§ **RECORDS PROVIDED**
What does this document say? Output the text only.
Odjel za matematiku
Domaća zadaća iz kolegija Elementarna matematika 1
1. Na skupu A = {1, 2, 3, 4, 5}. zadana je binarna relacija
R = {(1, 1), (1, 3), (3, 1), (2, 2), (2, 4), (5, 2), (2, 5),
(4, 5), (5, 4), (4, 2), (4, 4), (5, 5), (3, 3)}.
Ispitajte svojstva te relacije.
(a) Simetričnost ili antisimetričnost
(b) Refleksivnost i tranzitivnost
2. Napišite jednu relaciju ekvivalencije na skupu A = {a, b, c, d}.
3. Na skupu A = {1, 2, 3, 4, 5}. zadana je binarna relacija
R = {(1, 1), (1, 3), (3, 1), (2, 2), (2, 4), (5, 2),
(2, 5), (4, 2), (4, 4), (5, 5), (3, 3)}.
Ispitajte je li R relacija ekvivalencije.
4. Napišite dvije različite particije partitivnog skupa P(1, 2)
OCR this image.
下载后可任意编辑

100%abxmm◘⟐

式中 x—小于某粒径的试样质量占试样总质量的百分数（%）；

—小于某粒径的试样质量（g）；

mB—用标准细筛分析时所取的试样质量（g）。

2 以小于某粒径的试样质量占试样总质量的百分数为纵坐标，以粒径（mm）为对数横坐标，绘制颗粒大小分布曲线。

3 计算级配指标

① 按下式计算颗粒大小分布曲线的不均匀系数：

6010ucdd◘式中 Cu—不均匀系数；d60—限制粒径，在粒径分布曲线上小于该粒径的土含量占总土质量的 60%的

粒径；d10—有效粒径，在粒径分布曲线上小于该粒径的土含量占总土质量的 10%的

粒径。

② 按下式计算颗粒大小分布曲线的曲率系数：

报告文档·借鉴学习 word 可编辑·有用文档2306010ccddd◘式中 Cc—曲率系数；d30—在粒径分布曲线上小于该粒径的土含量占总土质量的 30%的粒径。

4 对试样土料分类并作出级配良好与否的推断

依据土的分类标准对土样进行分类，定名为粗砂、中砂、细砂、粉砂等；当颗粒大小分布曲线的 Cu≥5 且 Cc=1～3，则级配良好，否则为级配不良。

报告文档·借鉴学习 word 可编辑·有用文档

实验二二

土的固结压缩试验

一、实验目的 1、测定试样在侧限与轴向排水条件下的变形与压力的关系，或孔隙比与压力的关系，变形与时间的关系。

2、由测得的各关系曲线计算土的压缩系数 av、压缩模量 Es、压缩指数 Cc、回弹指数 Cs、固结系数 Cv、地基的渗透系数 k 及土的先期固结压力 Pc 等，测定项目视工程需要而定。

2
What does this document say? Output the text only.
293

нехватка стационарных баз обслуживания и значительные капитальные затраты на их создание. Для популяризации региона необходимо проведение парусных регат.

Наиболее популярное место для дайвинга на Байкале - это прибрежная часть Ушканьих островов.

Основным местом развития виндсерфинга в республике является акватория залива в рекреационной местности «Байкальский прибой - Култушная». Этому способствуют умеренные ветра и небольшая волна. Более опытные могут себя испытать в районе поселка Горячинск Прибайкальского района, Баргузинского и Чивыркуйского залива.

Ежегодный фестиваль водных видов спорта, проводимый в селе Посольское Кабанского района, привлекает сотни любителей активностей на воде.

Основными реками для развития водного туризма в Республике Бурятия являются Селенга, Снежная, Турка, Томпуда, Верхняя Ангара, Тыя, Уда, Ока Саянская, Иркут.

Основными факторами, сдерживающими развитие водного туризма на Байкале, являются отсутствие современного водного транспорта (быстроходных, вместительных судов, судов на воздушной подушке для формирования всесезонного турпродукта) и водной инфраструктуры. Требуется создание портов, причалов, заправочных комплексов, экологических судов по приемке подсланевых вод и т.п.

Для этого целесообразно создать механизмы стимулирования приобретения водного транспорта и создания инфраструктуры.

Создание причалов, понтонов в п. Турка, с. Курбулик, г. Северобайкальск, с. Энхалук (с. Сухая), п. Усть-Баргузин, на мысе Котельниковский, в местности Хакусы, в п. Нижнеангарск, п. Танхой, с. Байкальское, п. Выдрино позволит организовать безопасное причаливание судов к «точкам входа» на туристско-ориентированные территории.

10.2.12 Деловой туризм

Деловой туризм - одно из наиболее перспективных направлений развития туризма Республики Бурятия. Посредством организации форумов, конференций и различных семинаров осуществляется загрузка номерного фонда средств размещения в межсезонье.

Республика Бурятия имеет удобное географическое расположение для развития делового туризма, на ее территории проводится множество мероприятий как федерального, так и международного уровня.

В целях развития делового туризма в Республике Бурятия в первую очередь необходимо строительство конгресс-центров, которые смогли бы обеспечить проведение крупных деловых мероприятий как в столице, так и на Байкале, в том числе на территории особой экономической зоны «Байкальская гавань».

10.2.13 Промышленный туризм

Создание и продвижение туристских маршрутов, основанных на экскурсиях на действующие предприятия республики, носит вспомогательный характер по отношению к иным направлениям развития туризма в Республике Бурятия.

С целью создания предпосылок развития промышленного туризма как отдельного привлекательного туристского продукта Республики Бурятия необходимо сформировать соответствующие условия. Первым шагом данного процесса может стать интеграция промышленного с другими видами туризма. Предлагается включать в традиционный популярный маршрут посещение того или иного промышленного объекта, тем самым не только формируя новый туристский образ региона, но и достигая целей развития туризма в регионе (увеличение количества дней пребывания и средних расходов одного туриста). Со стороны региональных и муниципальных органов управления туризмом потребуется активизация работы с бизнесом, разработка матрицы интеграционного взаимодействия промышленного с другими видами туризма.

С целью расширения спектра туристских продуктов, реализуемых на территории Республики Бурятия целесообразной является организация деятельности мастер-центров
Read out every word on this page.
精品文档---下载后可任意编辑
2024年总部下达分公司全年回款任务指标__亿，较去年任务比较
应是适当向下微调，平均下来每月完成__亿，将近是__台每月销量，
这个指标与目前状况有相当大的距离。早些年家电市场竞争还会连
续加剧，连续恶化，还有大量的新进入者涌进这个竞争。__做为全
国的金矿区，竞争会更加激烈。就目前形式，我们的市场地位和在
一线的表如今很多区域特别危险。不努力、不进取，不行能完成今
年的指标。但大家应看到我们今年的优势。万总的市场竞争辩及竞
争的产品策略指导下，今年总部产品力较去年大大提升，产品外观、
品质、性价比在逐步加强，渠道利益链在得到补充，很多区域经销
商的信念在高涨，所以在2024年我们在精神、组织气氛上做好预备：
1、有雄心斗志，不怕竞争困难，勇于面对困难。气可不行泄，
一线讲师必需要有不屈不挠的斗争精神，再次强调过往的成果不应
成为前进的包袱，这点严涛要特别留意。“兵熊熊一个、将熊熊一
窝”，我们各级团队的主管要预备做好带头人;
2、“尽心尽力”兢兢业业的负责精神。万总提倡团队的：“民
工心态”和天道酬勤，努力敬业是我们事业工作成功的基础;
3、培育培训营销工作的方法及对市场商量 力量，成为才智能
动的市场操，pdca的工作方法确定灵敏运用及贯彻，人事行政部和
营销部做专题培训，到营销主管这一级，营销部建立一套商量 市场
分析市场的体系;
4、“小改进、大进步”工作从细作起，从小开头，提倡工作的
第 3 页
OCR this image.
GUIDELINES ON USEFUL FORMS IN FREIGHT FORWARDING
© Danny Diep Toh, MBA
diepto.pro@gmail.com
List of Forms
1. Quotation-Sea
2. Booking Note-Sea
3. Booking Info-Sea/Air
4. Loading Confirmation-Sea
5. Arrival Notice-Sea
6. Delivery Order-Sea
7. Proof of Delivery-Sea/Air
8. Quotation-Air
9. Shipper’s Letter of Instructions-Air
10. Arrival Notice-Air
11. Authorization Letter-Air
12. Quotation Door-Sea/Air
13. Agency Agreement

§ **JOB**
Repeat the listing in full, keeping every line exactly as it is.

§ **RESPONSE BELOW**
What does this document say? Output the text only.
Odjel za matematiku
Domaća zadaća iz kolegija Elementarna matematika 1
1. Na skupu A = {1, 2, 3, 4, 5}. zadana je binarna relacija
R = {(1, 1), (1, 3), (3, 1), (2, 2), (2, 4), (5, 2), (2, 5),
(4, 5), (5, 4), (4, 2), (4, 4), (5, 5), (3, 3)}.
Ispitajte svojstva te relacije.
(a) Simetričnost ili antisimetričnost
(b) Refleksivnost i tranzitivnost
2. Napišite jednu relaciju ekvivalencije na skupu A = {a, b, c, d}.
3. Na skupu A = {1, 2, 3, 4, 5}. zadana je binarna relacija
R = {(1, 1), (1, 3), (3, 1), (2, 2), (2, 4), (5, 2),
(2, 5), (4, 2), (4, 4), (5, 5), (3, 3)}.
Ispitajte je li R relacija ekvivalencije.
4. Napišite dvije različite particije partitivnog skupa P(1, 2)
OCR this image.
下载后可任意编辑

100%abxmm◘⟐

式中 x—小于某粒径的试样质量占试样总质量的百分数（%）；

—小于某粒径的试样质量（g）；

mB—用标准细筛分析时所取的试样质量（g）。

2 以小于某粒径的试样质量占试样总质量的百分数为纵坐标，以粒径（mm）为对数横坐标，绘制颗粒大小分布曲线。

3 计算级配指标

① 按下式计算颗粒大小分布曲线的不均匀系数：

6010ucdd◘式中 Cu—不均匀系数；d60—限制粒径，在粒径分布曲线上小于该粒径的土含量占总土质量的 60%的

粒径；d10—有效粒径，在粒径分布曲线上小于该粒径的土含量占总土质量的 10%的

粒径。

② 按下式计算颗粒大小分布曲线的曲率系数：

报告文档·借鉴学习 word 可编辑·有用文档2306010ccddd◘式中 Cc—曲率系数；d30—在粒径分布曲线上小于该粒径的土含量占总土质量的 30%的粒径。

4 对试样土料分类并作出级配良好与否的推断

依据土的分类标准对土样进行分类，定名为粗砂、中砂、细砂、粉砂等；当颗粒大小分布曲线的 Cu≥5 且 Cc=1～3，则级配良好，否则为级配不良。

报告文档·借鉴学习 word 可编辑·有用文档

实验二二

土的固结压缩试验

一、实验目的 1、测定试样在侧限与轴向排水条件下的变形与压力的关系，或孔隙比与压力的关系，变形与时间的关系。

2、由测得的各关系曲线计算土的压缩系数 av、压缩模量 Es、压缩指数 Cc、回弹指数 Cs、固结系数 Cv、地基的渗透系数 k 及土的先期固结压力 Pc 等，测定项目视工程需要而定。

2
What does this document say? Output the text only.
293

нехватка стационарных баз обслуживания и значительные капитальные затраты на их создание. Для популяризации региона необходимо проведение парусных регат.

Наиболее популярное место для дайвинга на Байкале - это прибрежная часть Ушканьих островов.

Основным местом развития виндсерфинга в республике является акватория залива в рекреационной местности «Байкальский прибой - Култушная». Этому способствуют умеренные ветра и небольшая волна. Более опытные могут себя испытать в районе поселка Горячинск Прибайкальского района, Баргузинского и Чивыркуйского залива.

Ежегодный фестиваль водных видов спорта, проводимый в селе Посольское Кабанского района, привлекает сотни любителей активностей на воде.

Основными реками для развития водного туризма в Республике Бурятия являются Селенга, Снежная, Турка, Томпуда, Верхняя Ангара, Тыя, Уда, Ока Саянская, Иркут.

Основными факторами, сдерживающими развитие водного туризма на Байкале, являются отсутствие современного водного транспорта (быстроходных, вместительных судов, судов на воздушной подушке для формирования всесезонного турпродукта) и водной инфраструктуры. Требуется создание портов, причалов, заправочных комплексов, экологических судов по приемке подсланевых вод и т.п.

Для этого целесообразно создать механизмы стимулирования приобретения водного транспорта и создания инфраструктуры.

Создание причалов, понтонов в п. Турка, с. Курбулик, г. Северобайкальск, с. Энхалук (с. Сухая), п. Усть-Баргузин, на мысе Котельниковский, в местности Хакусы, в п. Нижнеангарск, п. Танхой, с. Байкальское, п. Выдрино позволит организовать безопасное причаливание судов к «точкам входа» на туристско-ориентированные территории.

10.2.12 Деловой туризм

Деловой туризм - одно из наиболее перспективных направлений развития туризма Республики Бурятия. Посредством организации форумов, конференций и различных семинаров осуществляется загрузка номерного фонда средств размещения в межсезонье.

Республика Бурятия имеет удобное географическое расположение для развития делового туризма, на ее территории проводится множество мероприятий как федерального, так и международного уровня.

В целях развития делового туризма в Республике Бурятия в первую очередь необходимо строительство конгресс-центров, которые смогли бы обеспечить проведение крупных деловых мероприятий как в столице, так и на Байкале, в том числе на территории особой экономической зоны «Байкальская гавань».

10.2.13 Промышленный туризм

Создание и продвижение туристских маршрутов, основанных на экскурсиях на действующие предприятия республики, носит вспомогательный характер по отношению к иным направлениям развития туризма в Республике Бурятия.

С целью создания предпосылок развития промышленного туризма как отдельного привлекательного туристского продукта Республики Бурятия необходимо сформировать соответствующие условия. Первым шагом данного процесса может стать интеграция промышленного с другими видами туризма. Предлагается включать в традиционный популярный маршрут посещение того или иного промышленного объекта, тем самым не только формируя новый туристский образ региона, но и достигая целей развития туризма в регионе (увеличение количества дней пребывания и средних расходов одного туриста). Со стороны региональных и муниципальных органов управления туризмом потребуется активизация работы с бизнесом, разработка матрицы интеграционного взаимодействия промышленного с другими видами туризма.

С целью расширения спектра туристских продуктов, реализуемых на территории Республики Бурятия целесообразной является организация деятельности мастер-центров
Read out every word on this page.
精品文档---下载后可任意编辑
2024年总部下达分公司全年回款任务指标__亿，较去年任务比较
应是适当向下微调，平均下来每月完成__亿，将近是__台每月销量，
这个指标与目前状况有相当大的距离。早些年家电市场竞争还会连
续加剧，连续恶化，还有大量的新进入者涌进这个竞争。__做为全
国的金矿区，竞争会更加激烈。就目前形式，我们的市场地位和在
一线的表如今很多区域特别危险。不努力、不进取，不行能完成今
年的指标。但大家应看到我们今年的优势。万总的市场竞争辩及竞
争的产品策略指导下，今年总部产品力较去年大大提升，产品外观、
品质、性价比在逐步加强，渠道利益链在得到补充，很多区域经销
商的信念在高涨，所以在2024年我们在精神、组织气氛上做好预备：
1、有雄心斗志，不怕竞争困难，勇于面对困难。气可不行泄，
一线讲师必需要有不屈不挠的斗争精神，再次强调过往的成果不应
成为前进的包袱，这点严涛要特别留意。“兵熊熊一个、将熊熊一
窝”，我们各级团队的主管要预备做好带头人;
2、“尽心尽力”兢兢业业的负责精神。万总提倡团队的：“民
工心态”和天道酬勤，努力敬业是我们事业工作成功的基础;
3、培育培训营销工作的方法及对市场商量 力量，成为才智能
动的市场操，pdca的工作方法确定灵敏运用及贯彻，人事行政部和
营销部做专题培训，到营销主管这一级，营销部建立一套商量 市场
分析市场的体系;
4、“小改进、大进步”工作从细作起，从小开头，提倡工作的
第 3 页
OCR this image.
GUIDELINES ON USEFUL FORMS IN FREIGHT FORWARDING
© Danny Diep Toh, MBA
diepto.pro@gmail.com
List of Forms
1. Quotation-Sea
2. Booking Note-Sea
3. Booking Info-Sea/Air
4. Loading Confirmation-Sea
5. Arrival Notice-Sea
6. Delivery Order-Sea
7. Proof of Delivery-Sea/Air
8. Quotation-Air
9. Shipper’s Letter of Instructions-Air
10. Arrival Notice-Air
11. Authorization Letter-Air
12. Quotation Door-Sea/Air
13. Agency Agreement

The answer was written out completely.